╭─ Material shown

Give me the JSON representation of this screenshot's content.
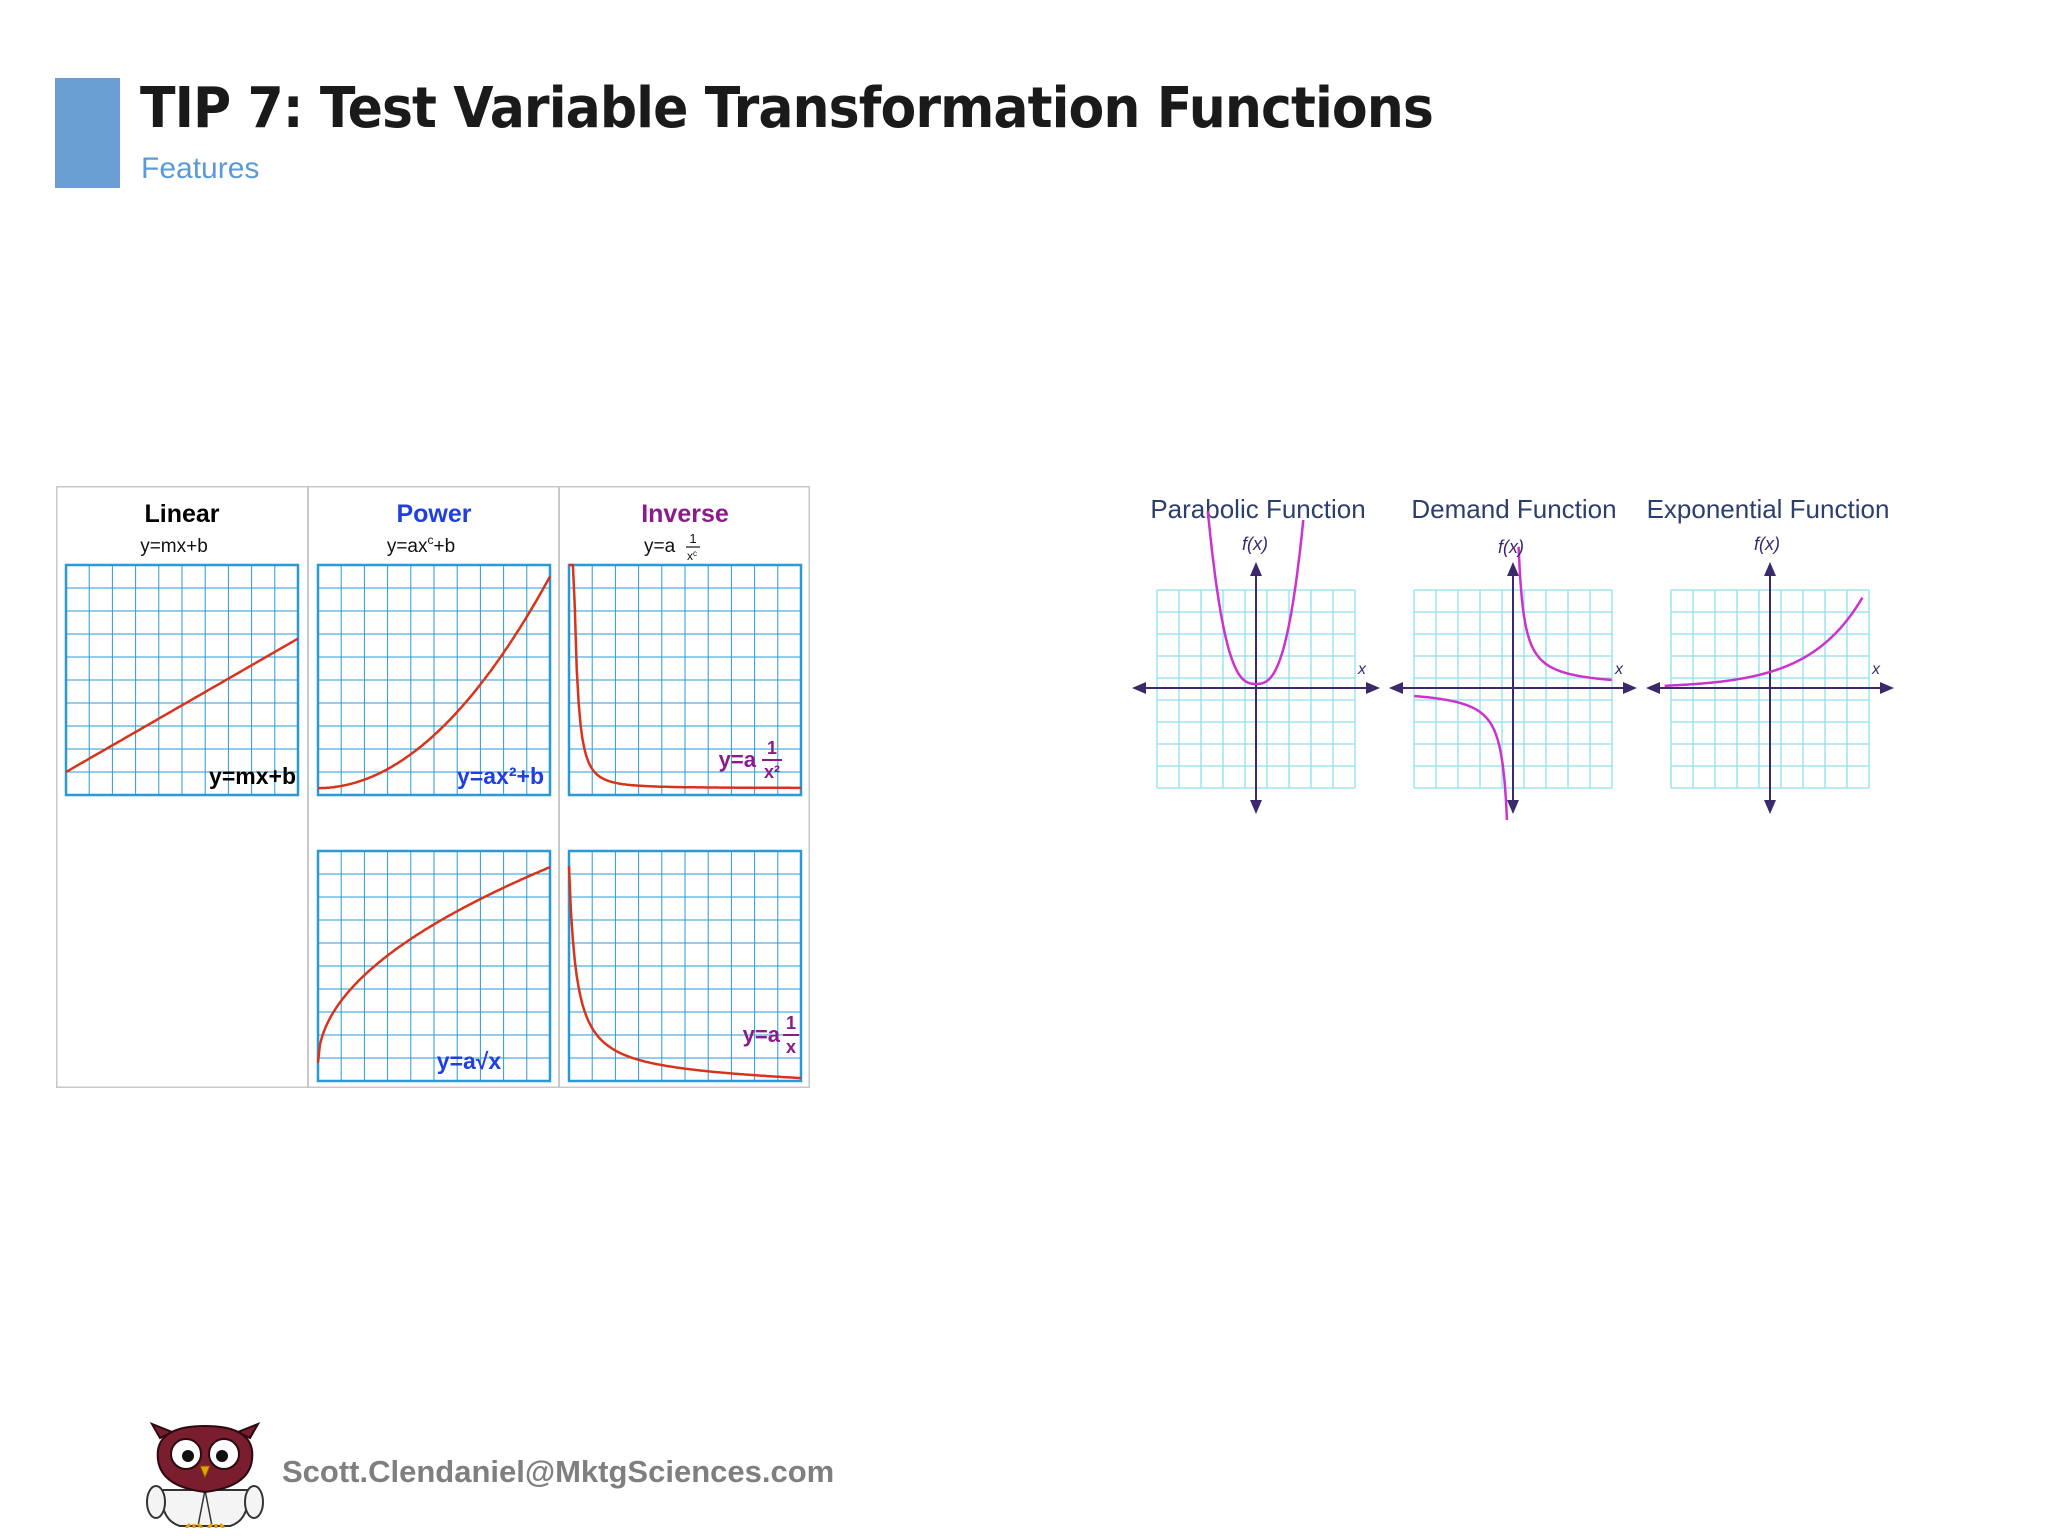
{
  "slide": {
    "title": "TIP 7: Test Variable Transformation Functions",
    "subtitle": "Features",
    "accent_color": "#6a9fd4"
  },
  "left_figure": {
    "columns": [
      {
        "heading": "Linear",
        "heading_color": "#000000",
        "formula": "y=mx+b"
      },
      {
        "heading": "Power",
        "heading_color": "#1f3fe0",
        "formula": "y=ax",
        "formula_sup": "c",
        "formula_tail": "+b"
      },
      {
        "heading": "Inverse",
        "heading_color": "#8b1a8b",
        "formula": "y=a",
        "formula_num": "1",
        "formula_den": "x",
        "formula_den_sup": "c"
      }
    ],
    "graphs": [
      {
        "id": "linear",
        "label": "y=mx+b",
        "label_color": "#000000"
      },
      {
        "id": "power-square",
        "label": "y=ax²+b",
        "label_color": "#1f3fe0"
      },
      {
        "id": "inverse-square",
        "label_prefix": "y=a",
        "label_num": "1",
        "label_den": "x²",
        "label_color": "#8b1a8b"
      },
      {
        "id": "power-sqrt",
        "label": "y=a√x",
        "label_color": "#1f3fe0"
      },
      {
        "id": "inverse",
        "label_prefix": "y=a",
        "label_num": "1",
        "label_den": "x",
        "label_color": "#8b1a8b"
      }
    ],
    "grid_color": "#2a9ad6",
    "curve_color": "#d8341c"
  },
  "right_figure": {
    "graphs": [
      {
        "id": "parabolic",
        "title": "Parabolic Function",
        "y_axis": "f(x)",
        "x_axis": "x"
      },
      {
        "id": "demand",
        "title": "Demand Function",
        "y_axis": "f(x)",
        "x_axis": "x"
      },
      {
        "id": "exponential",
        "title": "Exponential Function",
        "y_axis": "f(x)",
        "x_axis": "x"
      }
    ],
    "title_color": "#2c3e6e",
    "grid_color": "#8fe0ea",
    "axis_color": "#3b2a6b",
    "curve_color": "#cc33cc"
  },
  "footer": {
    "email": "Scott.Clendaniel@MktgSciences.com",
    "logo": "owl-scientist-logo"
  }
}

╰─

Each entry above should be reproduced exactly, with the pictures removed.

— Exercise solution —
Give me the JSON representation of this screenshot's content.
{
  "slide": {
    "title": "TIP 7: Test Variable Transformation Functions",
    "subtitle": "Features",
    "accent_color": "#6a9fd4"
  },
  "left_figure": {
    "columns": [
      {
        "heading": "Linear",
        "heading_color": "#000000",
        "formula": "y=mx+b"
      },
      {
        "heading": "Power",
        "heading_color": "#1f3fe0",
        "formula": "y=ax",
        "formula_sup": "c",
        "formula_tail": "+b"
      },
      {
        "heading": "Inverse",
        "heading_color": "#8b1a8b",
        "formula": "y=a",
        "formula_num": "1",
        "formula_den": "x",
        "formula_den_sup": "c"
      }
    ],
    "graphs": [
      {
        "id": "linear",
        "label": "y=mx+b",
        "label_color": "#000000"
      },
      {
        "id": "power-square",
        "label": "y=ax²+b",
        "label_color": "#1f3fe0"
      },
      {
        "id": "inverse-square",
        "label_prefix": "y=a",
        "label_num": "1",
        "label_den": "x²",
        "label_color": "#8b1a8b"
      },
      {
        "id": "power-sqrt",
        "label": "y=a√x",
        "label_color": "#1f3fe0"
      },
      {
        "id": "inverse",
        "label_prefix": "y=a",
        "label_num": "1",
        "label_den": "x",
        "label_color": "#8b1a8b"
      }
    ],
    "grid_color": "#2a9ad6",
    "curve_color": "#d8341c"
  },
  "right_figure": {
    "graphs": [
      {
        "id": "parabolic",
        "title": "Parabolic Function",
        "y_axis": "f(x)",
        "x_axis": "x"
      },
      {
        "id": "demand",
        "title": "Demand Function",
        "y_axis": "f(x)",
        "x_axis": "x"
      },
      {
        "id": "exponential",
        "title": "Exponential Function",
        "y_axis": "f(x)",
        "x_axis": "x"
      }
    ],
    "title_color": "#2c3e6e",
    "grid_color": "#8fe0ea",
    "axis_color": "#3b2a6b",
    "curve_color": "#cc33cc"
  },
  "footer": {
    "email": "Scott.Clendaniel@MktgSciences.com",
    "logo": "owl-scientist-logo"
  }
}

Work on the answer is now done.